→ **Dataset items**:
____________________
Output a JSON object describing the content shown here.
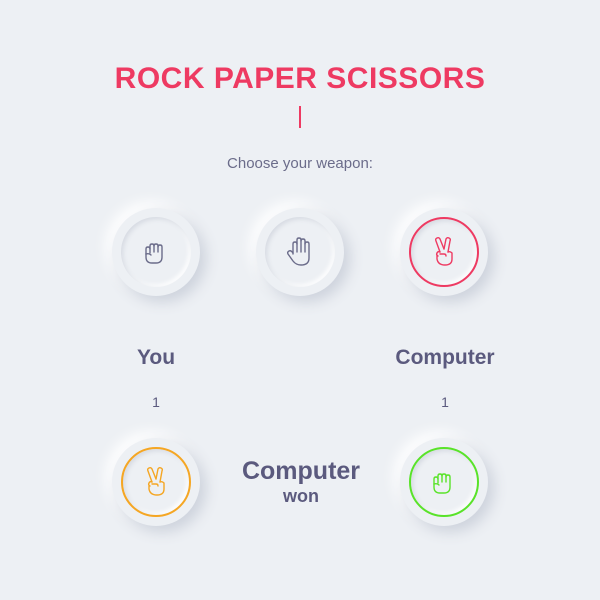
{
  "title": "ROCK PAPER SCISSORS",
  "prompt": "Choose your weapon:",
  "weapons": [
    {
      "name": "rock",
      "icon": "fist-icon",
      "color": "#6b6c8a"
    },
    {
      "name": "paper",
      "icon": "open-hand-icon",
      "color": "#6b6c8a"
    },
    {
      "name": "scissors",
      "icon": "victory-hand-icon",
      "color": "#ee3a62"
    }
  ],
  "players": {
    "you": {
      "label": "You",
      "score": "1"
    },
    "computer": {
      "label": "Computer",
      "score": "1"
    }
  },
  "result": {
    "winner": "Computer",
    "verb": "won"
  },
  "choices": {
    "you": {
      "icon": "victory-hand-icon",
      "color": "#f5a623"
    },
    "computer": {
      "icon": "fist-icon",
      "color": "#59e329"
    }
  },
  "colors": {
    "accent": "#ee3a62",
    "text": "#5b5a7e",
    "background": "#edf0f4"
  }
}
____________________
→ **EXERCISE**: Copy out the whole listing exactly, and don't carry over any pictures.

→ **ANSWER TO THE PROBLEM**:
Output a JSON object describing the content shown here.
{
  "title": "ROCK PAPER SCISSORS",
  "prompt": "Choose your weapon:",
  "weapons": [
    {
      "name": "rock",
      "icon": "fist-icon",
      "color": "#6b6c8a"
    },
    {
      "name": "paper",
      "icon": "open-hand-icon",
      "color": "#6b6c8a"
    },
    {
      "name": "scissors",
      "icon": "victory-hand-icon",
      "color": "#ee3a62"
    }
  ],
  "players": {
    "you": {
      "label": "You",
      "score": "1"
    },
    "computer": {
      "label": "Computer",
      "score": "1"
    }
  },
  "result": {
    "winner": "Computer",
    "verb": "won"
  },
  "choices": {
    "you": {
      "icon": "victory-hand-icon",
      "color": "#f5a623"
    },
    "computer": {
      "icon": "fist-icon",
      "color": "#59e329"
    }
  },
  "colors": {
    "accent": "#ee3a62",
    "text": "#5b5a7e",
    "background": "#edf0f4"
  }
}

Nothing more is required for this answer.